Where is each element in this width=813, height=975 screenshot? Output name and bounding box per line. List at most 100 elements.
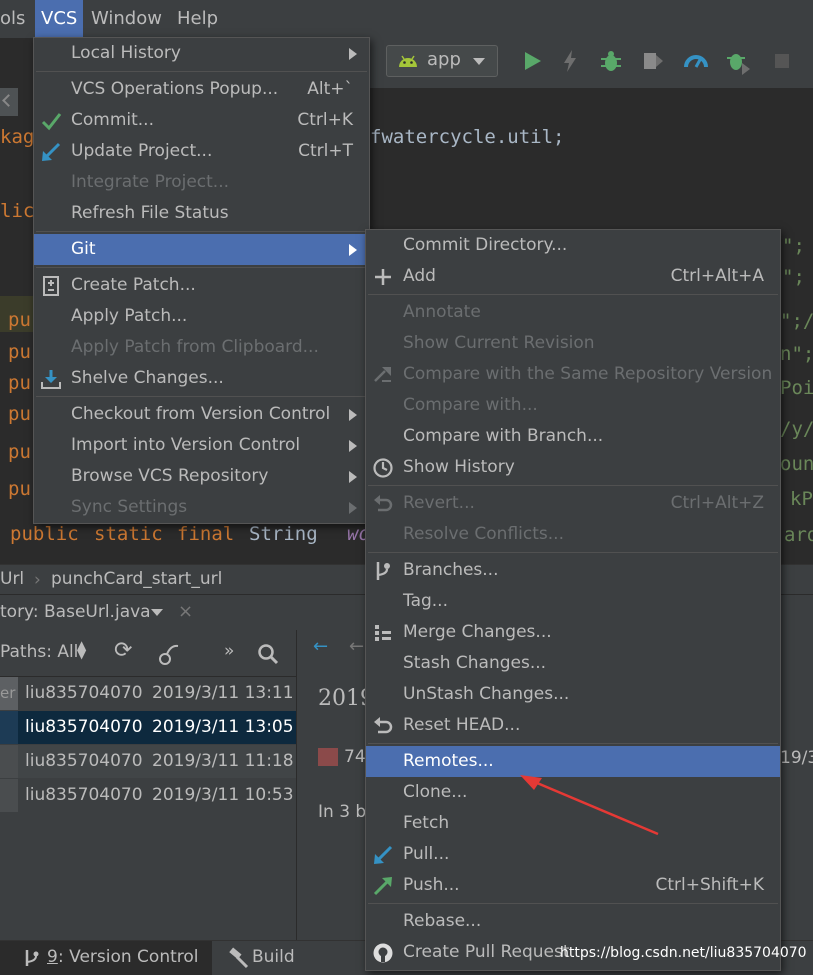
cherry-pick-icon[interactable] (157, 642, 181, 666)
version-control-tab[interactable]: 9 : Version Control (0, 941, 212, 975)
menu-item-apply-patch[interactable]: Apply Patch... (34, 301, 369, 332)
menu-item-resolve-conflicts[interactable]: Resolve Conflicts... (366, 519, 780, 550)
push-icon (373, 877, 392, 896)
menu-item-browse-vcs-repository[interactable]: Browse VCS Repository (34, 461, 369, 492)
menu-item-refresh-file-status[interactable]: Refresh File Status (34, 198, 369, 229)
tab-scroll-left[interactable] (0, 88, 18, 116)
menu-item-checkout-from-vc[interactable]: Checkout from Version Control (34, 399, 369, 430)
menu-item-rebase[interactable]: Rebase... (366, 906, 780, 937)
run-icon[interactable] (518, 47, 546, 75)
attach-debugger-icon[interactable] (724, 47, 752, 75)
clock-icon (373, 458, 393, 478)
menu-item-annotate[interactable]: Annotate (366, 297, 780, 328)
menu-item-show-history[interactable]: Show History (366, 452, 780, 483)
menu-tools[interactable]: ols (0, 0, 31, 38)
code-string-fragment: "; (782, 235, 805, 257)
log-column-stub (0, 745, 18, 778)
table-row[interactable]: er liu835704070 2019/3/11 13:11 (0, 677, 296, 710)
menu-item-vcs-operations-popup[interactable]: VCS Operations Popup... Alt+` (34, 74, 369, 105)
run-configuration-select[interactable]: app (386, 45, 498, 77)
chevron-down-icon[interactable] (151, 609, 163, 616)
code-string-fragment: ard (784, 524, 813, 546)
menu-item-update-project[interactable]: Update Project... Ctrl+T (34, 136, 369, 167)
menu-item-create-patch[interactable]: Create Patch... (34, 270, 369, 301)
close-icon[interactable]: × (178, 601, 193, 622)
arrow-left-icon[interactable]: ← (349, 636, 364, 657)
menu-separator (36, 71, 367, 72)
hammer-icon (229, 947, 249, 969)
pull-icon (374, 845, 393, 864)
menu-item-compare-same-repo-version[interactable]: Compare with the Same Repository Version (366, 359, 780, 390)
menu-item-push[interactable]: Push... Ctrl+Shift+K (366, 870, 780, 901)
search-icon[interactable] (256, 642, 280, 666)
menu-item-apply-patch-from-clipboard[interactable]: Apply Patch from Clipboard... (34, 332, 369, 363)
log-author: liu835704070 (25, 751, 143, 771)
branch-icon (376, 562, 390, 580)
tool-window-title[interactable]: tory: BaseUrl.java (0, 602, 151, 622)
menu-separator (36, 267, 367, 268)
log-date: 2019/3/11 10:53 (152, 785, 294, 805)
menu-item-shelve-changes[interactable]: Shelve Changes... (34, 363, 369, 394)
menu-item-tag[interactable]: Tag... (366, 586, 780, 617)
reset-icon (374, 717, 393, 734)
menu-item-git[interactable]: Git (34, 234, 369, 265)
profile-icon[interactable] (639, 47, 667, 75)
log-column-stub (0, 779, 18, 812)
breadcrumb-item[interactable]: punchCard_start_url (51, 569, 222, 589)
plus-icon (375, 269, 391, 285)
table-row[interactable]: liu835704070 2019/3/11 11:18 (0, 745, 296, 778)
menu-item-local-history[interactable]: Local History (34, 38, 369, 69)
code-type-string: String (249, 523, 318, 545)
commit-summary-fragment: In 3 b (318, 802, 367, 822)
menu-window[interactable]: Window (85, 0, 168, 38)
menu-item-import-into-vc[interactable]: Import into Version Control (34, 430, 369, 461)
debug-icon[interactable] (597, 47, 625, 75)
update-arrow-icon (42, 142, 61, 161)
menu-item-add[interactable]: Add Ctrl+Alt+A (366, 261, 780, 292)
code-string-fragment: ";/ (780, 310, 813, 332)
table-row-selected[interactable]: liu835704070 2019/3/11 13:05 (0, 711, 296, 744)
main-toolbar: app (368, 38, 813, 88)
menu-item-stash-changes[interactable]: Stash Changes... (366, 648, 780, 679)
arrow-left-icon[interactable]: ← (313, 636, 328, 657)
menu-item-sync-settings[interactable]: Sync Settings (34, 492, 369, 523)
vc-log-toolbar: Paths: All ▲ ▼ ⟳ » (0, 630, 296, 677)
gauge-icon[interactable] (682, 47, 710, 75)
menu-help[interactable]: Help (171, 0, 224, 38)
log-author: liu835704070 (25, 683, 143, 703)
build-tab[interactable]: Build (252, 947, 295, 967)
paths-filter[interactable]: Paths: All (0, 642, 78, 662)
version-control-label: : Version Control (58, 947, 199, 967)
code-package-keyword: kag (0, 126, 35, 148)
menu-item-compare-with[interactable]: Compare with... (366, 390, 780, 421)
menu-item-show-current-revision[interactable]: Show Current Revision (366, 328, 780, 359)
breadcrumb-item[interactable]: Url (0, 569, 24, 589)
refresh-icon[interactable]: ⟳ (114, 638, 132, 663)
code-keyword-public: public (10, 523, 79, 545)
menu-item-compare-with-branch[interactable]: Compare with Branch... (366, 421, 780, 452)
table-row[interactable]: liu835704070 2019/3/11 10:53 (0, 779, 296, 812)
apply-changes-icon[interactable] (556, 47, 584, 75)
menu-item-reset-head[interactable]: Reset HEAD... (366, 710, 780, 741)
stop-icon[interactable] (768, 47, 796, 75)
vc-log-panel: Paths: All ▲ ▼ ⟳ » er liu835704070 2019/3… (0, 630, 296, 940)
version-control-mnemonic: 9 (47, 947, 58, 967)
menu-item-integrate-project[interactable]: Integrate Project... (34, 167, 369, 198)
git-submenu: Commit Directory... Add Ctrl+Alt+A Annota… (365, 229, 781, 971)
more-icon[interactable]: » (224, 641, 234, 661)
commit-hash-fragment: 74 (344, 747, 366, 767)
code-keyword-static: static (94, 523, 163, 545)
menu-item-branches[interactable]: Branches... (366, 555, 780, 586)
menu-item-commit-directory[interactable]: Commit Directory... (366, 230, 780, 261)
code-keyword-final: final (177, 523, 235, 545)
code-pu: pu (8, 478, 31, 500)
submenu-arrow-icon (349, 502, 357, 514)
menu-item-merge-changes[interactable]: Merge Changes... (366, 617, 780, 648)
log-column-stub: er (0, 677, 18, 710)
menu-item-unstash-changes[interactable]: UnStash Changes... (366, 679, 780, 710)
menu-item-commit[interactable]: Commit... Ctrl+K (34, 105, 369, 136)
menu-item-revert[interactable]: Revert... Ctrl+Alt+Z (366, 488, 780, 519)
check-icon (41, 113, 62, 131)
menu-vcs[interactable]: VCS (35, 0, 84, 38)
annotation-arrow-icon (520, 775, 659, 836)
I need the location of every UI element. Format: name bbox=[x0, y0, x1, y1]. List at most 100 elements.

★ ★ ★

Copy out every line of the data above word for word, leaving out the pictures.

Where is each element in this width=813, height=975 screenshot? Output name and bounding box per line. List at most 100 elements.
cherry-pick-icon[interactable] (157, 642, 181, 666)
version-control-tab[interactable]: 9 : Version Control (0, 941, 212, 975)
menu-item-apply-patch[interactable]: Apply Patch... (34, 301, 369, 332)
menu-item-resolve-conflicts[interactable]: Resolve Conflicts... (366, 519, 780, 550)
push-icon (373, 877, 392, 896)
menu-item-browse-vcs-repository[interactable]: Browse VCS Repository (34, 461, 369, 492)
menu-item-refresh-file-status[interactable]: Refresh File Status (34, 198, 369, 229)
tab-scroll-left[interactable] (0, 88, 18, 116)
menu-item-checkout-from-vc[interactable]: Checkout from Version Control (34, 399, 369, 430)
menu-item-rebase[interactable]: Rebase... (366, 906, 780, 937)
run-icon[interactable] (518, 47, 546, 75)
attach-debugger-icon[interactable] (724, 47, 752, 75)
clock-icon (373, 458, 393, 478)
menu-item-annotate[interactable]: Annotate (366, 297, 780, 328)
menu-item-show-history[interactable]: Show History (366, 452, 780, 483)
menu-tools[interactable]: ols (0, 0, 31, 38)
code-string-fragment: "; (782, 235, 805, 257)
log-column-stub (0, 745, 18, 778)
table-row[interactable]: er liu835704070 2019/3/11 13:11 (0, 677, 296, 710)
menu-item-vcs-operations-popup[interactable]: VCS Operations Popup... Alt+` (34, 74, 369, 105)
run-configuration-select[interactable]: app (386, 45, 498, 77)
chevron-down-icon[interactable] (151, 609, 163, 616)
code-string-fragment: ard (784, 524, 813, 546)
menu-item-update-project[interactable]: Update Project... Ctrl+T (34, 136, 369, 167)
menu-item-create-patch[interactable]: Create Patch... (34, 270, 369, 301)
close-icon[interactable]: × (178, 601, 193, 622)
arrow-left-icon[interactable]: ← (349, 636, 364, 657)
menu-separator (36, 71, 367, 72)
hammer-icon (229, 947, 249, 969)
pull-icon (374, 845, 393, 864)
menu-item-compare-same-repo-version[interactable]: Compare with the Same Repository Version (366, 359, 780, 390)
menu-item-push[interactable]: Push... Ctrl+Shift+K (366, 870, 780, 901)
search-icon[interactable] (256, 642, 280, 666)
menu-item-apply-patch-from-clipboard[interactable]: Apply Patch from Clipboard... (34, 332, 369, 363)
log-author: liu835704070 (25, 751, 143, 771)
branch-icon (376, 562, 390, 580)
tool-window-title[interactable]: tory: BaseUrl.java (0, 602, 151, 622)
menu-separator (36, 267, 367, 268)
log-date: 2019/3/11 10:53 (152, 785, 294, 805)
menu-item-shelve-changes[interactable]: Shelve Changes... (34, 363, 369, 394)
menu-item-tag[interactable]: Tag... (366, 586, 780, 617)
reset-icon (374, 717, 393, 734)
menu-item-git[interactable]: Git (34, 234, 369, 265)
profile-icon[interactable] (639, 47, 667, 75)
log-column-stub (0, 779, 18, 812)
breadcrumb-item[interactable]: punchCard_start_url (51, 569, 222, 589)
plus-icon (375, 269, 391, 285)
table-row[interactable]: liu835704070 2019/3/11 11:18 (0, 745, 296, 778)
menu-item-local-history[interactable]: Local History (34, 38, 369, 69)
code-type-string: String (249, 523, 318, 545)
commit-summary-fragment: In 3 b (318, 802, 367, 822)
menu-window[interactable]: Window (85, 0, 168, 38)
menu-item-import-into-vc[interactable]: Import into Version Control (34, 430, 369, 461)
debug-icon[interactable] (597, 47, 625, 75)
update-arrow-icon (42, 142, 61, 161)
menu-item-add[interactable]: Add Ctrl+Alt+A (366, 261, 780, 292)
code-string-fragment: ";/ (780, 310, 813, 332)
table-row-selected[interactable]: liu835704070 2019/3/11 13:05 (0, 711, 296, 744)
main-toolbar: app (368, 38, 813, 88)
menu-item-stash-changes[interactable]: Stash Changes... (366, 648, 780, 679)
arrow-left-icon[interactable]: ← (313, 636, 328, 657)
menu-item-sync-settings[interactable]: Sync Settings (34, 492, 369, 523)
vc-log-toolbar: Paths: All ▲ ▼ ⟳ » (0, 630, 296, 677)
gauge-icon[interactable] (682, 47, 710, 75)
menu-help[interactable]: Help (171, 0, 224, 38)
log-author: liu835704070 (25, 683, 143, 703)
build-tab[interactable]: Build (252, 947, 295, 967)
paths-filter[interactable]: Paths: All (0, 642, 78, 662)
version-control-label: : Version Control (58, 947, 199, 967)
code-package-keyword: kag (0, 126, 35, 148)
menu-item-compare-with[interactable]: Compare with... (366, 390, 780, 421)
menu-item-show-current-revision[interactable]: Show Current Revision (366, 328, 780, 359)
breadcrumb-item[interactable]: Url (0, 569, 24, 589)
refresh-icon[interactable]: ⟳ (114, 638, 132, 663)
code-keyword-public: public (10, 523, 79, 545)
menu-item-compare-with-branch[interactable]: Compare with Branch... (366, 421, 780, 452)
table-row[interactable]: liu835704070 2019/3/11 10:53 (0, 779, 296, 812)
apply-changes-icon[interactable] (556, 47, 584, 75)
menu-item-reset-head[interactable]: Reset HEAD... (366, 710, 780, 741)
stop-icon[interactable] (768, 47, 796, 75)
vc-log-panel: Paths: All ▲ ▼ ⟳ » er liu835704070 2019/3… (0, 630, 296, 940)
version-control-mnemonic: 9 (47, 947, 58, 967)
menu-item-integrate-project[interactable]: Integrate Project... (34, 167, 369, 198)
git-submenu: Commit Directory... Add Ctrl+Alt+A Annota… (365, 229, 781, 971)
more-icon[interactable]: » (224, 641, 234, 661)
commit-hash-fragment: 74 (344, 747, 366, 767)
code-keyword-static: static (94, 523, 163, 545)
menu-item-branches[interactable]: Branches... (366, 555, 780, 586)
menu-item-commit-directory[interactable]: Commit Directory... (366, 230, 780, 261)
code-keyword-final: final (177, 523, 235, 545)
code-pu: pu (8, 478, 31, 500)
submenu-arrow-icon (349, 502, 357, 514)
menu-item-merge-changes[interactable]: Merge Changes... (366, 617, 780, 648)
log-column-stub: er (0, 677, 18, 710)
menu-item-unstash-changes[interactable]: UnStash Changes... (366, 679, 780, 710)
menu-item-commit[interactable]: Commit... Ctrl+K (34, 105, 369, 136)
menu-item-revert[interactable]: Revert... Ctrl+Alt+Z (366, 488, 780, 519)
check-icon (41, 113, 62, 131)
menu-vcs[interactable]: VCS (35, 0, 84, 38)
annotation-arrow-icon (520, 775, 659, 836)
I need the location of every UI element. Format: name bbox=[x0, y0, x1, y1]. List at most 100 elements.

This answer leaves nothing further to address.